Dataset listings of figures
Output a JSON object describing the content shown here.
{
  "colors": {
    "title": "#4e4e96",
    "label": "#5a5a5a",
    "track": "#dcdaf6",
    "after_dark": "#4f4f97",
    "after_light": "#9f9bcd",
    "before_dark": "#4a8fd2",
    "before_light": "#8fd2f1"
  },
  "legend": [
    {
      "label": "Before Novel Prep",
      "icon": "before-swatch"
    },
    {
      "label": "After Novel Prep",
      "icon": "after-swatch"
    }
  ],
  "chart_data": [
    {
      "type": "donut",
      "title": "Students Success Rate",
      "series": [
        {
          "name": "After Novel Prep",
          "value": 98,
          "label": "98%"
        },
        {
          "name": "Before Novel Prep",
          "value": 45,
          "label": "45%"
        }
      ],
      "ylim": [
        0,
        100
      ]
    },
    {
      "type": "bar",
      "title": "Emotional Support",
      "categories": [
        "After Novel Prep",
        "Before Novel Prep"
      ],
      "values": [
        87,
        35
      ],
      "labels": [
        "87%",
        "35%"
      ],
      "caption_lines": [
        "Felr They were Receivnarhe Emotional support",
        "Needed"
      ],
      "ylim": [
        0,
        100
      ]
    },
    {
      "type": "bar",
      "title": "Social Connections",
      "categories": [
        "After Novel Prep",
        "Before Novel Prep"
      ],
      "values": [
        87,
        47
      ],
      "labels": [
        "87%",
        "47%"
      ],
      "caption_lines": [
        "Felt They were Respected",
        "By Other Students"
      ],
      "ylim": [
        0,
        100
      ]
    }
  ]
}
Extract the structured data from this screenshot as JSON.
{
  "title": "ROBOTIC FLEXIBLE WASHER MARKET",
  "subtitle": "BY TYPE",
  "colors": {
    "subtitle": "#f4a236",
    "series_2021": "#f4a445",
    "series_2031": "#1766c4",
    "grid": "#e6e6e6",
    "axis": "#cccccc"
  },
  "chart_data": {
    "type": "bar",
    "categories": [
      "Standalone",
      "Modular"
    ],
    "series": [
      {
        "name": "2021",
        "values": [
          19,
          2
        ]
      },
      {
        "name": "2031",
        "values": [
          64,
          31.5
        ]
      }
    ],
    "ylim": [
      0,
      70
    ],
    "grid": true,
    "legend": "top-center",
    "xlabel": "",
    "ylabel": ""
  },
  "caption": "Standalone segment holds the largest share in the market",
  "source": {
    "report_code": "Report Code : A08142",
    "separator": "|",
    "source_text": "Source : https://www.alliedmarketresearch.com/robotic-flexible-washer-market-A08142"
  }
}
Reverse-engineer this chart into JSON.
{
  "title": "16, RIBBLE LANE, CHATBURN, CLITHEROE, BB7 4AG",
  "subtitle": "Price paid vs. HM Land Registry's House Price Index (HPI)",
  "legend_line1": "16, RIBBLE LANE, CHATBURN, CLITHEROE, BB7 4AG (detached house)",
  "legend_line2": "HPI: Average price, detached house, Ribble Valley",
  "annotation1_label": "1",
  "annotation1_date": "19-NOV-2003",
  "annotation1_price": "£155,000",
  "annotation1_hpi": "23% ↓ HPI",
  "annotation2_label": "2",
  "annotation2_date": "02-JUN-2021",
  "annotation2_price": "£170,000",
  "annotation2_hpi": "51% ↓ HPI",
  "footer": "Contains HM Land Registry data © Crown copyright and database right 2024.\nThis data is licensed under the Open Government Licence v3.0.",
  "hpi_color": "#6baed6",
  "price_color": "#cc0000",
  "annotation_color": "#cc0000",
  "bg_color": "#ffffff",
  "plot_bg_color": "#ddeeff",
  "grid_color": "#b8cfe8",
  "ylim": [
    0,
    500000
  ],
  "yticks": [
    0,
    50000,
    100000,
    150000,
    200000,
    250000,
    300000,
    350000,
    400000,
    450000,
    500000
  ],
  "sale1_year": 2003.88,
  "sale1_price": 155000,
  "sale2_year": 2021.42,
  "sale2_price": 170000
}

SHORT PROBLEM
In the listing above, find the line containing "Reverse-engineer this chart into JSON.", then reproduce it and each line after it through the end, exactly and with nothing added.

THE ANSWER
Reverse-engineer this chart into JSON.
{
  "title": "16, RIBBLE LANE, CHATBURN, CLITHEROE, BB7 4AG",
  "subtitle": "Price paid vs. HM Land Registry's House Price Index (HPI)",
  "legend_line1": "16, RIBBLE LANE, CHATBURN, CLITHEROE, BB7 4AG (detached house)",
  "legend_line2": "HPI: Average price, detached house, Ribble Valley",
  "annotation1_label": "1",
  "annotation1_date": "19-NOV-2003",
  "annotation1_price": "£155,000",
  "annotation1_hpi": "23% ↓ HPI",
  "annotation2_label": "2",
  "annotation2_date": "02-JUN-2021",
  "annotation2_price": "£170,000",
  "annotation2_hpi": "51% ↓ HPI",
  "footer": "Contains HM Land Registry data © Crown copyright and database right 2024.\nThis data is licensed under the Open Government Licence v3.0.",
  "hpi_color": "#6baed6",
  "price_color": "#cc0000",
  "annotation_color": "#cc0000",
  "bg_color": "#ffffff",
  "plot_bg_color": "#ddeeff",
  "grid_color": "#b8cfe8",
  "ylim": [
    0,
    500000
  ],
  "yticks": [
    0,
    50000,
    100000,
    150000,
    200000,
    250000,
    300000,
    350000,
    400000,
    450000,
    500000
  ],
  "sale1_year": 2003.88,
  "sale1_price": 155000,
  "sale2_year": 2021.42,
  "sale2_price": 170000
}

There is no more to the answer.